Extracts from a graphics dataset
-------------------------
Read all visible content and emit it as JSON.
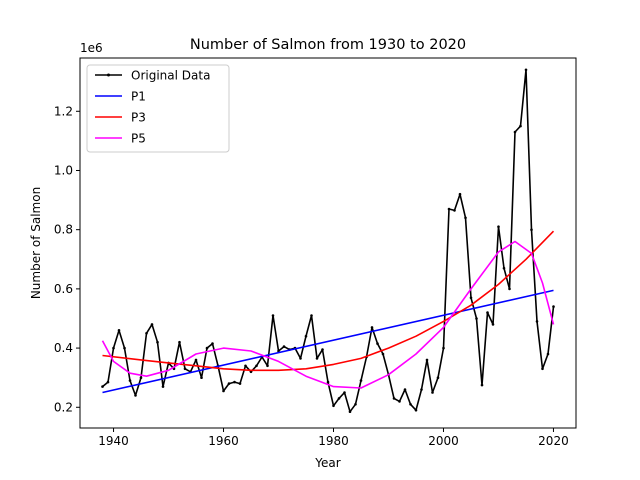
{
  "chart_data": {
    "type": "line",
    "title": "Number of Salmon from 1930 to 2020",
    "xlabel": "Year",
    "ylabel": "Number of Salmon",
    "offset_text": "1e6",
    "xlim": [
      1933.9,
      2024.1
    ],
    "ylim": [
      0.13,
      1.38
    ],
    "x_ticks": [
      1940,
      1960,
      1980,
      2000,
      2020
    ],
    "y_ticks": [
      0.2,
      0.4,
      0.6,
      0.8,
      1.0,
      1.2
    ],
    "y_tick_labels": [
      "0.2",
      "0.4",
      "0.6",
      "0.8",
      "1.0",
      "1.2"
    ],
    "legend_position": "top-left",
    "series": [
      {
        "name": "Original Data",
        "color": "#000000",
        "x": [
          1938,
          1939,
          1940,
          1941,
          1942,
          1943,
          1944,
          1945,
          1946,
          1947,
          1948,
          1949,
          1950,
          1951,
          1952,
          1953,
          1954,
          1955,
          1956,
          1957,
          1958,
          1959,
          1960,
          1961,
          1962,
          1963,
          1964,
          1965,
          1966,
          1967,
          1968,
          1969,
          1970,
          1971,
          1972,
          1973,
          1974,
          1975,
          1976,
          1977,
          1978,
          1979,
          1980,
          1981,
          1982,
          1983,
          1984,
          1985,
          1986,
          1987,
          1988,
          1989,
          1990,
          1991,
          1992,
          1993,
          1994,
          1995,
          1996,
          1997,
          1998,
          1999,
          2000,
          2001,
          2002,
          2003,
          2004,
          2005,
          2006,
          2007,
          2008,
          2009,
          2010,
          2011,
          2012,
          2013,
          2014,
          2015,
          2016,
          2017,
          2018,
          2019,
          2020
        ],
        "values": [
          0.27,
          0.285,
          0.4,
          0.46,
          0.4,
          0.29,
          0.24,
          0.3,
          0.45,
          0.48,
          0.42,
          0.27,
          0.35,
          0.33,
          0.42,
          0.33,
          0.32,
          0.36,
          0.3,
          0.4,
          0.415,
          0.34,
          0.255,
          0.28,
          0.285,
          0.28,
          0.34,
          0.32,
          0.34,
          0.37,
          0.34,
          0.51,
          0.39,
          0.405,
          0.395,
          0.4,
          0.365,
          0.44,
          0.51,
          0.365,
          0.395,
          0.285,
          0.205,
          0.23,
          0.25,
          0.185,
          0.21,
          0.29,
          0.37,
          0.47,
          0.415,
          0.38,
          0.31,
          0.23,
          0.22,
          0.26,
          0.21,
          0.19,
          0.26,
          0.36,
          0.25,
          0.3,
          0.4,
          0.87,
          0.865,
          0.92,
          0.84,
          0.57,
          0.5,
          0.275,
          0.52,
          0.48,
          0.81,
          0.67,
          0.6,
          1.13,
          1.15,
          1.34,
          0.8,
          0.49,
          0.33,
          0.38,
          0.54
        ]
      },
      {
        "name": "P1",
        "color": "#0000ff",
        "x": [
          1938,
          2020
        ],
        "values": [
          0.25,
          0.595
        ]
      },
      {
        "name": "P3",
        "color": "#ff0000",
        "x": [
          1938,
          1945,
          1950,
          1955,
          1960,
          1965,
          1970,
          1975,
          1980,
          1985,
          1990,
          1995,
          2000,
          2005,
          2010,
          2015,
          2020
        ],
        "values": [
          0.375,
          0.36,
          0.35,
          0.34,
          0.33,
          0.325,
          0.325,
          0.33,
          0.345,
          0.365,
          0.4,
          0.44,
          0.49,
          0.545,
          0.615,
          0.7,
          0.795
        ]
      },
      {
        "name": "P5",
        "color": "#ff00ff",
        "x": [
          1938,
          1940,
          1943,
          1946,
          1950,
          1955,
          1960,
          1965,
          1970,
          1975,
          1980,
          1985,
          1990,
          1995,
          2000,
          2005,
          2010,
          2013,
          2016,
          2018,
          2020
        ],
        "values": [
          0.425,
          0.355,
          0.315,
          0.305,
          0.325,
          0.38,
          0.4,
          0.39,
          0.355,
          0.305,
          0.27,
          0.265,
          0.31,
          0.38,
          0.47,
          0.6,
          0.725,
          0.76,
          0.72,
          0.62,
          0.48
        ]
      }
    ]
  }
}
-------------------------
## Written exercise
Using the records above, pull out each line where the word "Number" occurs.

## Output
    "title": "Number of Salmon from 1930 to 2020",
    "ylabel": "Number of Salmon",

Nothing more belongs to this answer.